§ **WHAT THE TASK ASKS**:
Lines containing the word "Chrysler" should be extracted in full.
━━━━━ SUPPLIED RECORDS ━━━━━
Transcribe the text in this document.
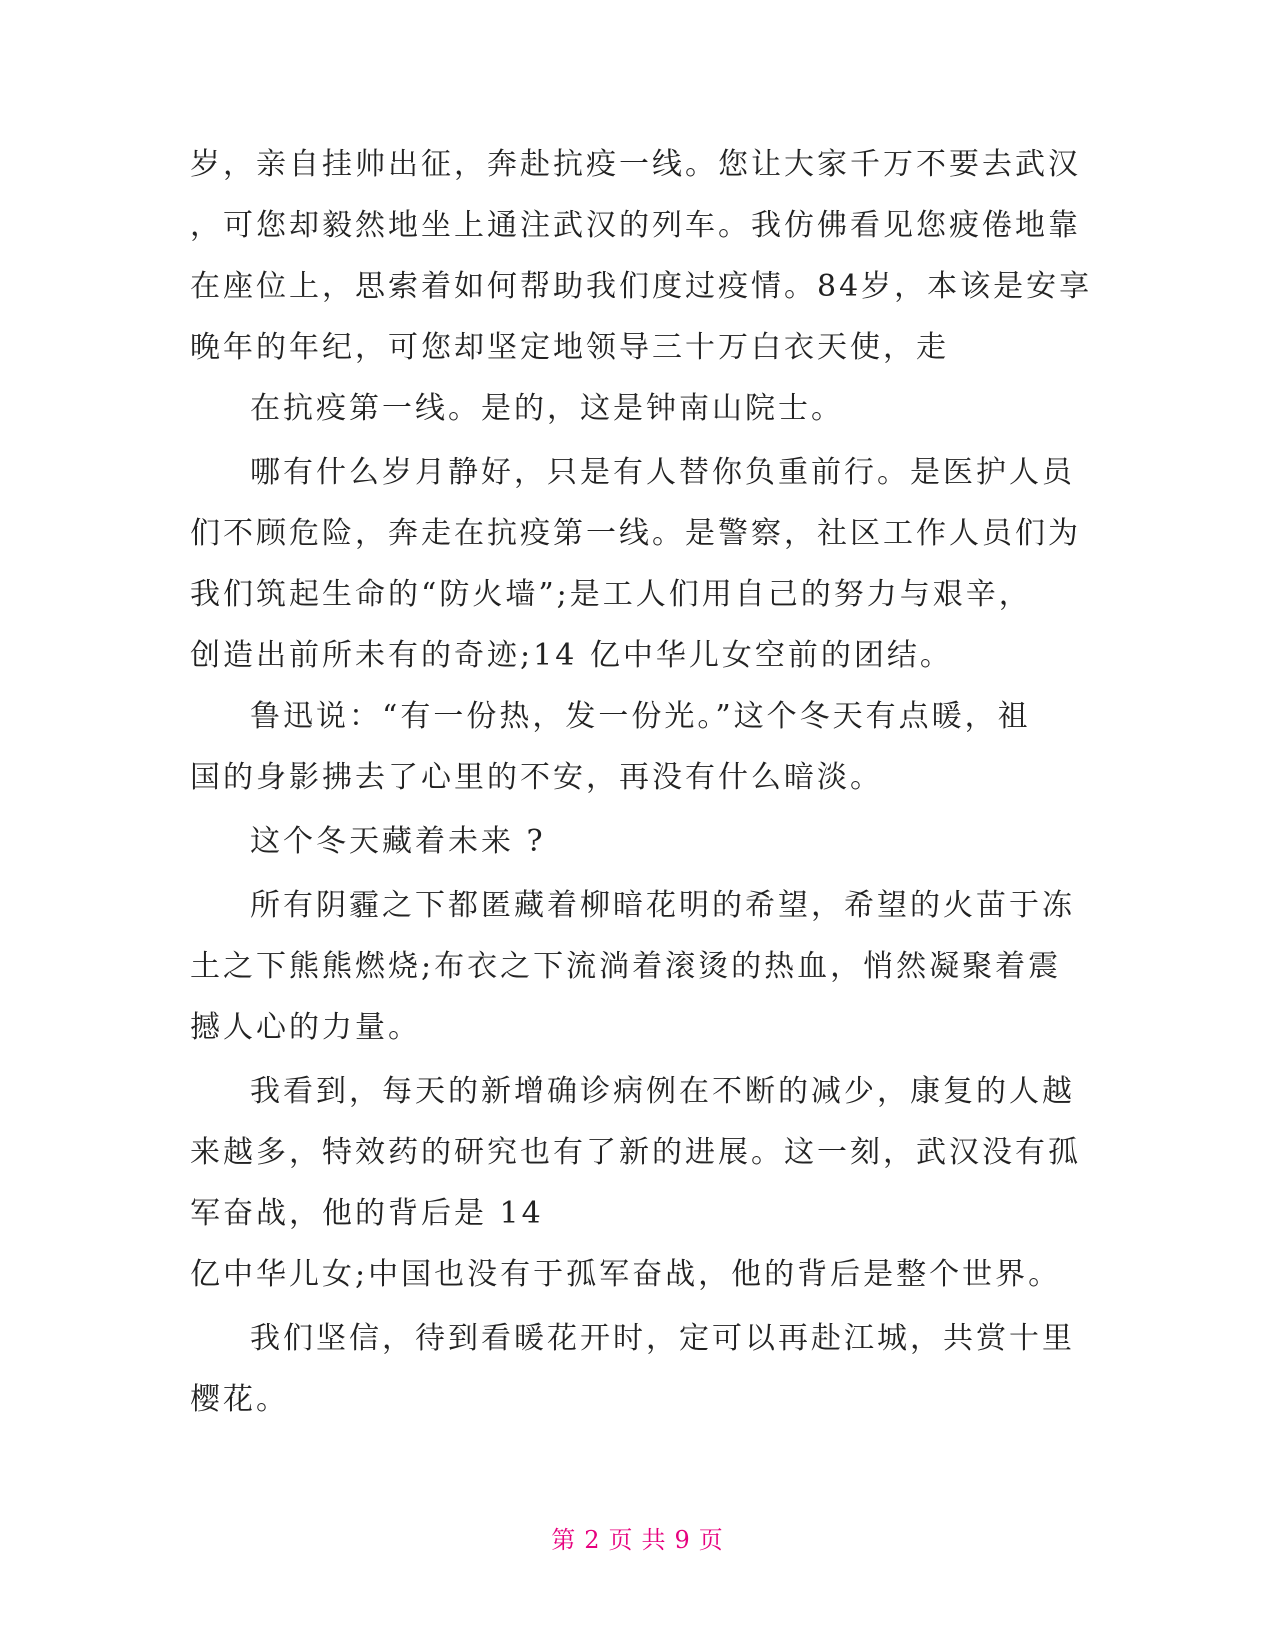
岁，亲自挂帅出征，奔赴抗疫一线。您让大家千万不要去武汉
，可您却毅然地坐上通注武汉的列车。我仿佛看见您疲倦地靠
在座位上，思索着如何帮助我们度过疫情。84岁，本该是安享
晚年的年纪，可您却坚定地领导三十万白衣天使，走
在抗疫第一线。是的，这是钟南山院士。
哪有什么岁月静好，只是有人替你负重前行。是医护人员
们不顾危险，奔走在抗疫第一线。是警察，社区工作人员们为
我们筑起生命的“防火墙”;是工人们用自己的努力与艰辛，
创造出前所未有的奇迹;14 亿中华儿女空前的团结。
鲁迅说：“有一份热，发一份光。”这个冬天有点暖，祖
国的身影拂去了心里的不安，再没有什么暗淡。
这个冬天藏着未来 ?
所有阴霾之下都匿藏着柳暗花明的希望，希望的火苗于冻
土之下熊熊燃烧;布衣之下流淌着滚烫的热血，悄然凝聚着震
撼人心的力量。
我看到，每天的新增确诊病例在不断的减少，康复的人越
来越多，特效药的研究也有了新的进展。这一刻，武汉没有孤
军奋战，他的背后是 14
亿中华儿女;中国也没有于孤军奋战，他的背后是整个世界。
我们坚信，待到看暖花开时，定可以再赴江城，共赏十里
樱花。
第 2 页 共 9 页
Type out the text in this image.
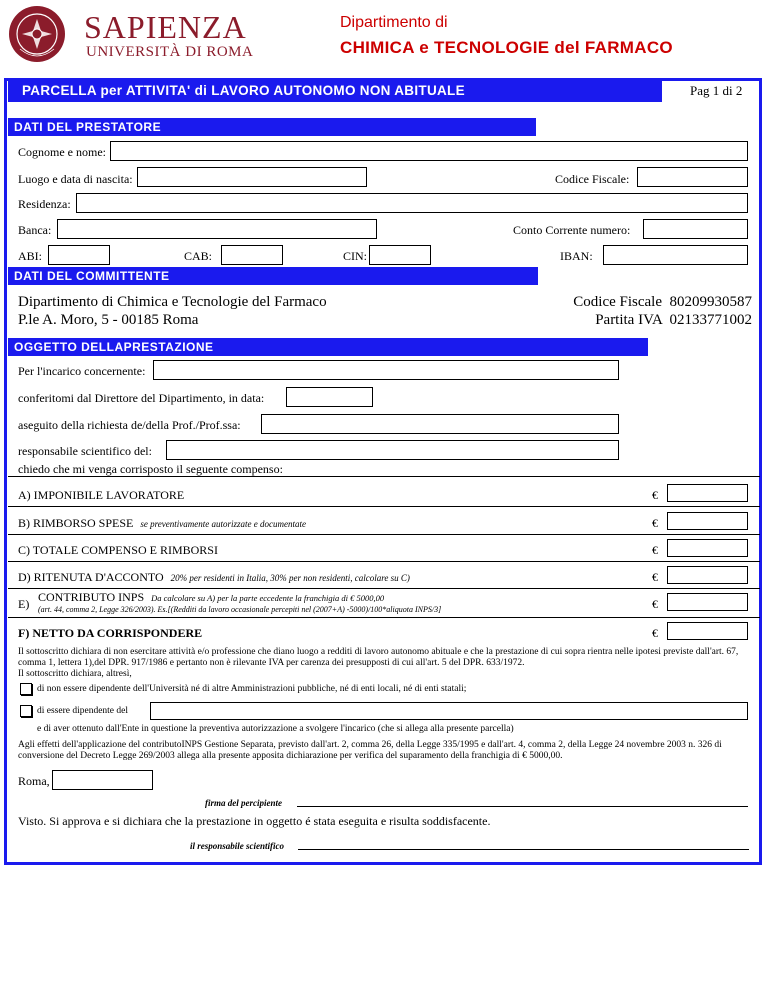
SAPIENZA
UNIVERSITÀ DI ROMA
Dipartimento di
CHIMICA e TECNOLOGIE del FARMACO
PARCELLA per ATTIVITA' di LAVORO AUTONOMO NON ABITUALE	Pag 1 di 2
DATI DEL PRESTATORE
Cognome e nome:
Luogo e data di nascita:	Codice Fiscale:
Residenza:
Banca:	Conto Corrente numero:
ABI:	CAB:	CIN:	IBAN:
DATI DEL COMMITTENTE
Dipartimento di Chimica e Tecnologie del Farmaco
P.le A. Moro, 5 - 00185 Roma
Codice Fiscale  80209930587
Partita IVA  02133771002
OGGETTO DELLAPRESTAZIONE
Per l'incarico concernente:
conferitomi dal Direttore del Dipartimento, in data:
aseguito della richiesta de/della Prof./Prof.ssa:
responsabile scientifico del:
chiedo che mi venga corrisposto il seguente compenso:
A) IMPONIBILE LAVORATORE	€
B) RIMBORSO SPESE se preventivamente autorizzate e documentate	€
C) TOTALE COMPENSO E RIMBORSI	€
D) RITENUTA D'ACCONTO 20% per residenti in Italia, 30% per non residenti, calcolare su C)	€
E) CONTRIBUTO INPS Da calcolare su A) per la parte eccedente la franchigia di € 5000,00
(art. 44, comma 2, Legge 326/2003). Es.[(Redditi da lavoro occasionale percepiti nel (2007+A) -5000)/100*aliquota INPS/3]	€
F) NETTO DA CORRISPONDERE	€
Il sottoscritto dichiara di non esercitare attività e/o professione che diano luogo a redditi di lavoro autonomo abituale e che la prestazione di cui sopra rientra nelle ipotesi previste dall'art. 67, comma 1, lettera 1),del DPR. 917/1986 e pertanto non è rilevante IVA per carenza dei presupposti di cui all'art. 5 del DPR. 633/1972.
Il sottoscritto dichiara, altresì,
di non essere dipendente dell'Università né di altre Amministrazioni pubbliche, né di enti locali, né di enti statali;
di essere dipendente del
e di aver ottenuto dall'Ente in questione la preventiva autorizzazione a svolgere l'incarico (che si allega alla presente parcella)
Agli effetti dell'applicazione del contributoINPS Gestione Separata, previsto dall'art. 2, comma 26, della Legge 335/1995 e dall'art. 4, comma 2, della Legge 24 novembre 2003 n. 326 di conversione del Decreto Legge 269/2003 allega alla presente apposita dichiarazione per verifica del suparamento della franchigia di € 5000,00.
Roma,
firma del percipiente
Visto. Si approva e si dichiara che la prestazione in oggetto é stata eseguita e risulta soddisfacente.
il responsabile scientifico
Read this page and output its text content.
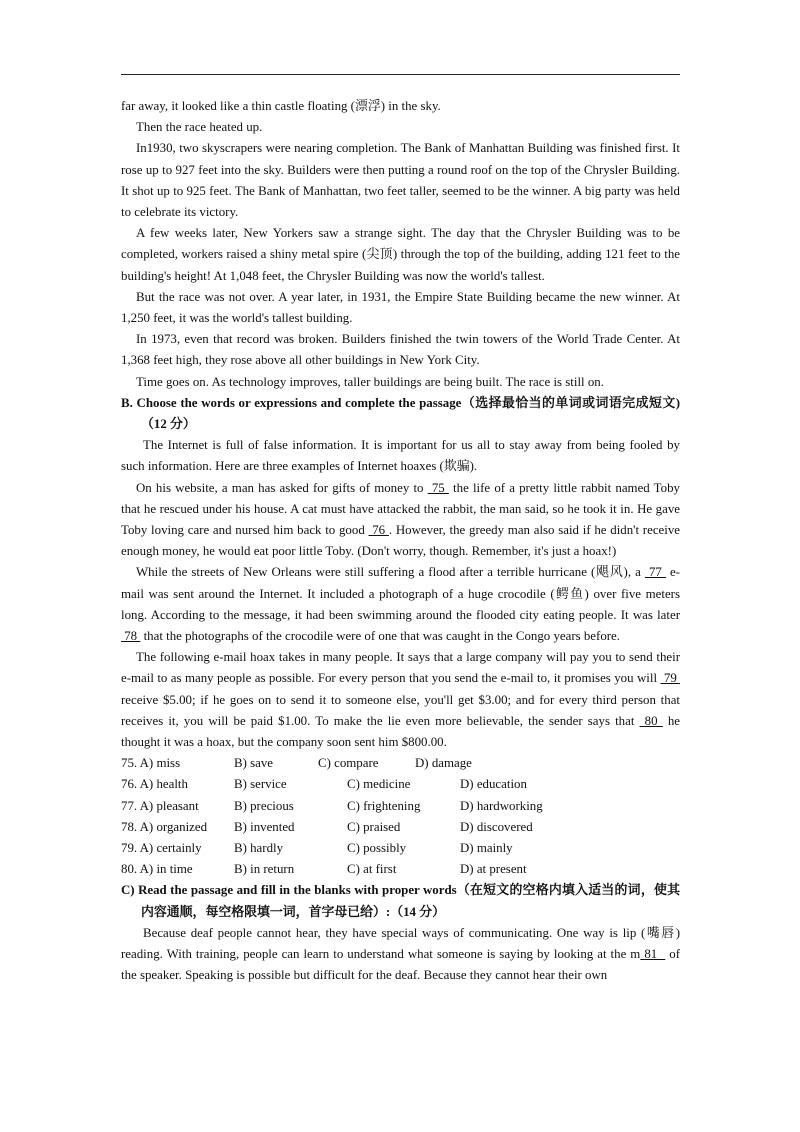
far away, it looked like a thin castle floating (漂浮) in the sky.

Then the race heated up.

In1930, two skyscrapers were nearing completion. The Bank of Manhattan Building was finished first. It rose up to 927 feet into the sky. Builders were then putting a round roof on the top of the Chrysler Building. It shot up to 925 feet. The Bank of Manhattan, two feet taller, seemed to be the winner. A big party was held to celebrate its victory.

A few weeks later, New Yorkers saw a strange sight. The day that the Chrysler Building was to be completed, workers raised a shiny metal spire (尖顶) through the top of the building, adding 121 feet to the building's height! At 1,048 feet, the Chrysler Building was now the world's tallest.

But the race was not over. A year later, in 1931, the Empire State Building became the new winner. At 1,250 feet, it was the world's tallest building.

In 1973, even that record was broken. Builders finished the twin towers of the World Trade Center. At 1,368 feet high, they rose above all other buildings in New York City.

Time goes on. As technology improves, taller buildings are being built. The race is still on.

B. Choose the words or expressions and complete the passage（选择最恰当的单词或词语完成短文)（12 分）

The Internet is full of false information. It is important for us all to stay away from being fooled by such information. Here are three examples of Internet hoaxes (欺骗).

On his website, a man has asked for gifts of money to  75  the life of a pretty little rabbit named Toby that he rescued under his house. A cat must have attacked the rabbit, the man said, so he took it in. He gave Toby loving care and nursed him back to good  76 . However, the greedy man also said if he didn't receive enough money, he would eat poor little Toby. (Don't worry, though. Remember, it's just a hoax!)

While the streets of New Orleans were still suffering a flood after a terrible hurricane (飓风), a  77  e-mail was sent around the Internet. It included a photograph of a huge crocodile (鳄鱼) over five meters long. According to the message, it had been swimming around the flooded city eating people. It was later  78  that the photographs of the crocodile were of one that was caught in the Congo years before.

The following e-mail hoax takes in many people. It says that a large company will pay you to send their e-mail to as many people as possible. For every person that you send the e-mail to, it promises you will  79  receive $5.00; if he goes on to send it to someone else, you'll get $3.00; and for every third person that receives it, you will be paid $1.00. To make the lie even more believable, the sender says that  80  he thought it was a hoax, but the company soon sent him $800.00.

75. A) miss	B) save	C) compare	D) damage
76. A) health	B) service	C) medicine	D) education
77. A) pleasant	B) precious	C) frightening	D) hardworking
78. A) organized	B) invented	C) praised	D) discovered
79. A) certainly	B) hardly	C) possibly	D) mainly
80. A) in time	B) in return	C) at first	D) at present

C) Read the passage and fill in the blanks with proper words（在短文的空格内填入适当的词，使其内容通顺，每空格限填一词，首字母已给）:（14 分）

Because deaf people cannot hear, they have special ways of communicating. One way is lip (嘴唇) reading. With training, people can learn to understand what someone is saying by looking at the m 81   of the speaker. Speaking is possible but difficult for the deaf. Because they cannot hear their own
━━━━━
§ **ANSWER TO THE PROBLEM**:
In1930, two skyscrapers were nearing completion. The Bank of Manhattan Building was finished first. It rose up to 927 feet into the sky. Builders were then putting a round roof on the top of the Chrysler Building. It shot up to 925 feet. The Bank of Manhattan, two feet taller, seemed to be the winner. A big party was held to celebrate its victory.
A few weeks later, New Yorkers saw a strange sight. The day that the Chrysler Building was to be completed, workers raised a shiny metal spire (尖顶) through the top of the building, adding 121 feet to the building's height! At 1,048 feet, the Chrysler Building was now the world's tallest.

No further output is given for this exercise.